**Records from a data collection**
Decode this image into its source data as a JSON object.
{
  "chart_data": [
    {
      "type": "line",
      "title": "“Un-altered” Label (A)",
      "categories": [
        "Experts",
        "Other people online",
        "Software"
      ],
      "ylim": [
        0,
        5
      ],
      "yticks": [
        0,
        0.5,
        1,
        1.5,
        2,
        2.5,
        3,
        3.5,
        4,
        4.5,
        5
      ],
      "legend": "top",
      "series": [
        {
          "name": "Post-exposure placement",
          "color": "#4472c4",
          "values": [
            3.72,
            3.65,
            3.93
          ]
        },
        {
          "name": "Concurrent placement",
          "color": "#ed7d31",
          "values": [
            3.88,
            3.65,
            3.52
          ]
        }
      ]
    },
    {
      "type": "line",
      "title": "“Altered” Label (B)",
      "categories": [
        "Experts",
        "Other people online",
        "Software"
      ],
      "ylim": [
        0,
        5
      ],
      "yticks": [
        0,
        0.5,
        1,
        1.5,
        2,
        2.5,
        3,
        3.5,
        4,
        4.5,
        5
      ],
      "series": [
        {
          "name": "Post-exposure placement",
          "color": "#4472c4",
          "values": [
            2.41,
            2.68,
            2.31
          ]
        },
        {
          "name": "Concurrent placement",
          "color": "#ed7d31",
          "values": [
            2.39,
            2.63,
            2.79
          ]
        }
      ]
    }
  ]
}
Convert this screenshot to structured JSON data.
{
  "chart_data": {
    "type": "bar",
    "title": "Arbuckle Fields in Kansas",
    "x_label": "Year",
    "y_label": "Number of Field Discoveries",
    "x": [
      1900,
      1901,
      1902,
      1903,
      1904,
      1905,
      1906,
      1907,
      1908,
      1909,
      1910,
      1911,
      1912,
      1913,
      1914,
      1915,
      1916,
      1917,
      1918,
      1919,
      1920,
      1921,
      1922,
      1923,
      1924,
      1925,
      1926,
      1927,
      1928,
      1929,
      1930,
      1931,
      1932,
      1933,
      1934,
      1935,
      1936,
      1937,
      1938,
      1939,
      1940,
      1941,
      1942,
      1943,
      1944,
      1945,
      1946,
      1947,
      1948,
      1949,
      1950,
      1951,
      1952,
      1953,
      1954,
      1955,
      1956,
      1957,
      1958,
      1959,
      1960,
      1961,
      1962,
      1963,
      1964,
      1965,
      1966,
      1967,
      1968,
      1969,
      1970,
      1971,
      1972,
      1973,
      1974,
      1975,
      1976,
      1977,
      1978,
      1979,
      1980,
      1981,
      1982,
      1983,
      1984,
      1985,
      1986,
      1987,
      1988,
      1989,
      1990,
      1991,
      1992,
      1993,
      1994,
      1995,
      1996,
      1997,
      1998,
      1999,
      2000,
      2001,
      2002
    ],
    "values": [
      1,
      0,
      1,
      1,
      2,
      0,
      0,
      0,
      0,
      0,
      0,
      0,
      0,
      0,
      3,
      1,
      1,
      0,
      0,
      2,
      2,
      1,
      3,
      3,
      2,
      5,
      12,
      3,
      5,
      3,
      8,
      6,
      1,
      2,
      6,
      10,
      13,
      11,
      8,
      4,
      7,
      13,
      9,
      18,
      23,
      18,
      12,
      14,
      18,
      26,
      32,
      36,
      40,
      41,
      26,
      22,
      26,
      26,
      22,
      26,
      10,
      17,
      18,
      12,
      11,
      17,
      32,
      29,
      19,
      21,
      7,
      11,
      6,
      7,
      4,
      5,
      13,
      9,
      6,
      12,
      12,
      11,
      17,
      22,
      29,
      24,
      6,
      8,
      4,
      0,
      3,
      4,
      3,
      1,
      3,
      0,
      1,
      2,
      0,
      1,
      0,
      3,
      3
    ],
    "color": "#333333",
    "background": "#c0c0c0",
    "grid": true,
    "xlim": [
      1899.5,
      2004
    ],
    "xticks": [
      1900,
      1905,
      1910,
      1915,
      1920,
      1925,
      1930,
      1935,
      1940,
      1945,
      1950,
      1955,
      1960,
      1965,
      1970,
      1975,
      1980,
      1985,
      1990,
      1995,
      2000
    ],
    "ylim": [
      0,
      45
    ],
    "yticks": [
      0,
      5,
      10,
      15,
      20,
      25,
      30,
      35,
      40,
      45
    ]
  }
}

**What is asked**
Extract the whole listing, character for character.

**Output of the exercise**
Decode this image into its source data as a JSON object.
{
  "chart_data": [
    {
      "type": "line",
      "title": "“Un-altered” Label (A)",
      "categories": [
        "Experts",
        "Other people online",
        "Software"
      ],
      "ylim": [
        0,
        5
      ],
      "yticks": [
        0,
        0.5,
        1,
        1.5,
        2,
        2.5,
        3,
        3.5,
        4,
        4.5,
        5
      ],
      "legend": "top",
      "series": [
        {
          "name": "Post-exposure placement",
          "color": "#4472c4",
          "values": [
            3.72,
            3.65,
            3.93
          ]
        },
        {
          "name": "Concurrent placement",
          "color": "#ed7d31",
          "values": [
            3.88,
            3.65,
            3.52
          ]
        }
      ]
    },
    {
      "type": "line",
      "title": "“Altered” Label (B)",
      "categories": [
        "Experts",
        "Other people online",
        "Software"
      ],
      "ylim": [
        0,
        5
      ],
      "yticks": [
        0,
        0.5,
        1,
        1.5,
        2,
        2.5,
        3,
        3.5,
        4,
        4.5,
        5
      ],
      "series": [
        {
          "name": "Post-exposure placement",
          "color": "#4472c4",
          "values": [
            2.41,
            2.68,
            2.31
          ]
        },
        {
          "name": "Concurrent placement",
          "color": "#ed7d31",
          "values": [
            2.39,
            2.63,
            2.79
          ]
        }
      ]
    }
  ]
}
Convert this screenshot to structured JSON data.
{
  "chart_data": {
    "type": "bar",
    "title": "Arbuckle Fields in Kansas",
    "x_label": "Year",
    "y_label": "Number of Field Discoveries",
    "x": [
      1900,
      1901,
      1902,
      1903,
      1904,
      1905,
      1906,
      1907,
      1908,
      1909,
      1910,
      1911,
      1912,
      1913,
      1914,
      1915,
      1916,
      1917,
      1918,
      1919,
      1920,
      1921,
      1922,
      1923,
      1924,
      1925,
      1926,
      1927,
      1928,
      1929,
      1930,
      1931,
      1932,
      1933,
      1934,
      1935,
      1936,
      1937,
      1938,
      1939,
      1940,
      1941,
      1942,
      1943,
      1944,
      1945,
      1946,
      1947,
      1948,
      1949,
      1950,
      1951,
      1952,
      1953,
      1954,
      1955,
      1956,
      1957,
      1958,
      1959,
      1960,
      1961,
      1962,
      1963,
      1964,
      1965,
      1966,
      1967,
      1968,
      1969,
      1970,
      1971,
      1972,
      1973,
      1974,
      1975,
      1976,
      1977,
      1978,
      1979,
      1980,
      1981,
      1982,
      1983,
      1984,
      1985,
      1986,
      1987,
      1988,
      1989,
      1990,
      1991,
      1992,
      1993,
      1994,
      1995,
      1996,
      1997,
      1998,
      1999,
      2000,
      2001,
      2002
    ],
    "values": [
      1,
      0,
      1,
      1,
      2,
      0,
      0,
      0,
      0,
      0,
      0,
      0,
      0,
      0,
      3,
      1,
      1,
      0,
      0,
      2,
      2,
      1,
      3,
      3,
      2,
      5,
      12,
      3,
      5,
      3,
      8,
      6,
      1,
      2,
      6,
      10,
      13,
      11,
      8,
      4,
      7,
      13,
      9,
      18,
      23,
      18,
      12,
      14,
      18,
      26,
      32,
      36,
      40,
      41,
      26,
      22,
      26,
      26,
      22,
      26,
      10,
      17,
      18,
      12,
      11,
      17,
      32,
      29,
      19,
      21,
      7,
      11,
      6,
      7,
      4,
      5,
      13,
      9,
      6,
      12,
      12,
      11,
      17,
      22,
      29,
      24,
      6,
      8,
      4,
      0,
      3,
      4,
      3,
      1,
      3,
      0,
      1,
      2,
      0,
      1,
      0,
      3,
      3
    ],
    "color": "#333333",
    "background": "#c0c0c0",
    "grid": true,
    "xlim": [
      1899.5,
      2004
    ],
    "xticks": [
      1900,
      1905,
      1910,
      1915,
      1920,
      1925,
      1930,
      1935,
      1940,
      1945,
      1950,
      1955,
      1960,
      1965,
      1970,
      1975,
      1980,
      1985,
      1990,
      1995,
      2000
    ],
    "ylim": [
      0,
      45
    ],
    "yticks": [
      0,
      5,
      10,
      15,
      20,
      25,
      30,
      35,
      40,
      45
    ]
  }
}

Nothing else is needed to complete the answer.